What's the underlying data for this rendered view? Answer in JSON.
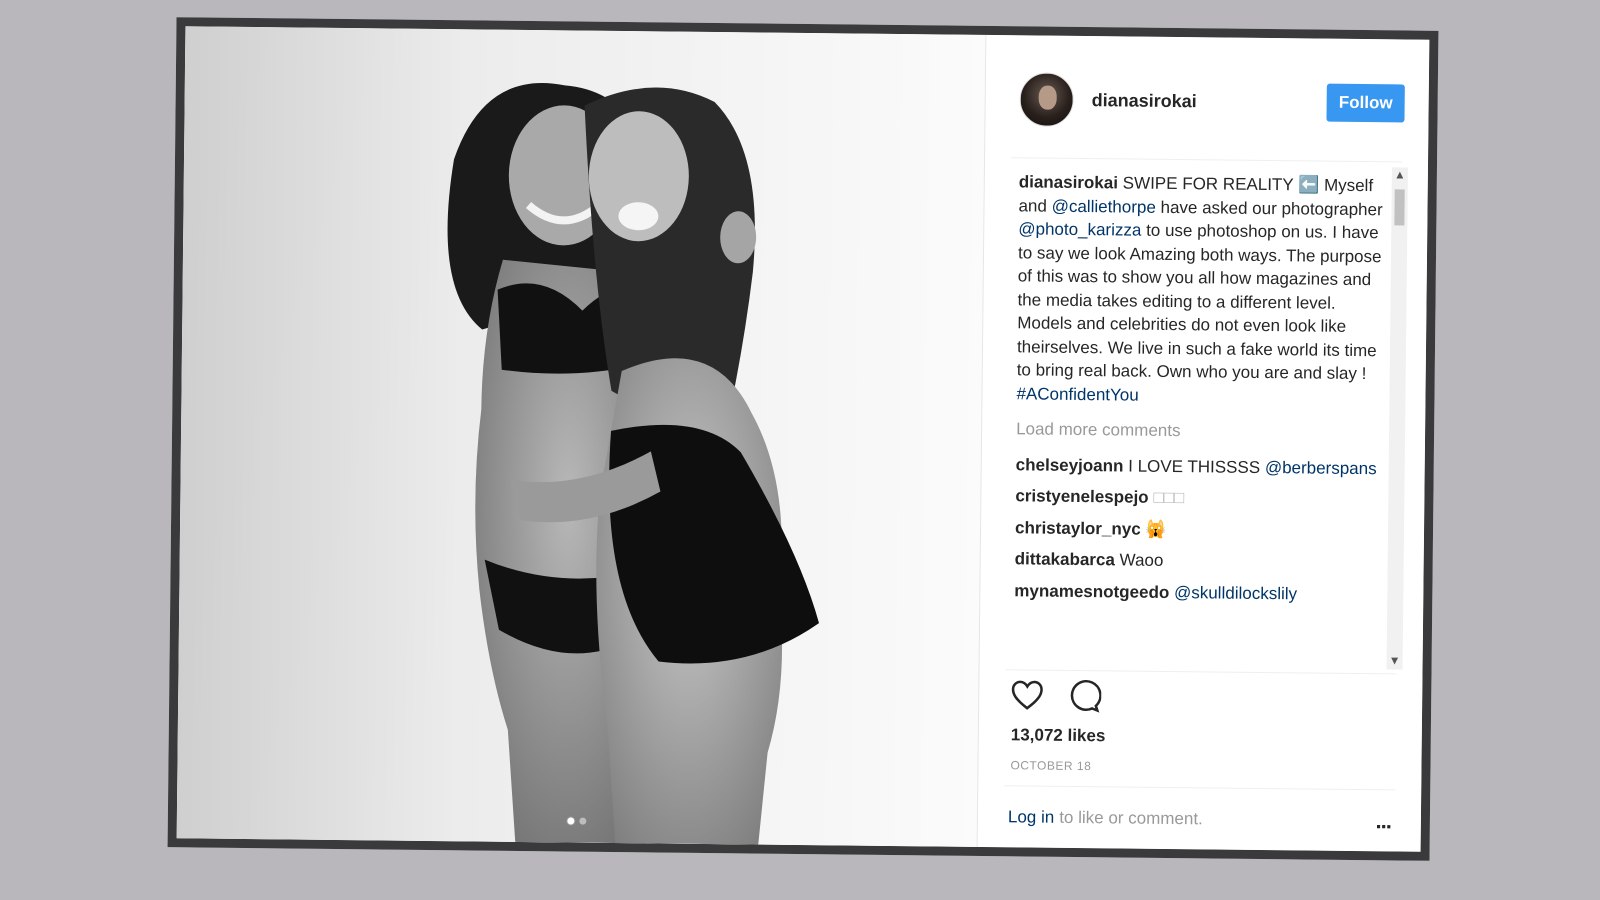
{
  "post": {
    "username": "dianasirokai",
    "follow_label": "Follow",
    "caption": {
      "username": "dianasirokai",
      "text_1": "SWIPE FOR REALITY ⬅️ Myself and",
      "mention_1": "@calliethorpe",
      "text_2": "have asked our photographer",
      "mention_2": "@photo_karizza",
      "text_3": "to use photoshop on us. I have to say we look Amazing both ways. The purpose of this was to show you all how magazines and the media takes editing to a different level. Models and celebrities do not even look like theirselves. We live in such a fake world its time to bring real back. Own who you are and slay !",
      "hashtag": "#AConfidentYou"
    },
    "load_more": "Load more comments",
    "comments": [
      {
        "user": "chelseyjoann",
        "text": "I LOVE THISSSS",
        "mention": "@berberspans"
      },
      {
        "user": "cristyenelespejo",
        "text": "□□□",
        "mention": ""
      },
      {
        "user": "christaylor_nyc",
        "text": "🙀",
        "mention": ""
      },
      {
        "user": "dittakabarca",
        "text": "Waoo",
        "mention": ""
      },
      {
        "user": "mynamesnotgeedo",
        "text": "",
        "mention": "@skulldilockslily"
      }
    ],
    "likes": "13,072 likes",
    "date": "OCTOBER 18",
    "login_link": "Log in",
    "login_text": "to like or comment.",
    "more_label": "...",
    "icons": {
      "like": "heart-icon",
      "comment": "comment-icon",
      "scroll_up": "scroll-up-arrow-icon",
      "scroll_down": "scroll-down-arrow-icon"
    },
    "colors": {
      "accent": "#3897f0",
      "link": "#003569",
      "muted": "#999999"
    }
  }
}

# # # #

== GIVEN EXERCISE ==
Each line containing "dianasirokai" counts once; state the total number of such lines and nothing else.

== COMPLETE OUTPUT ==
2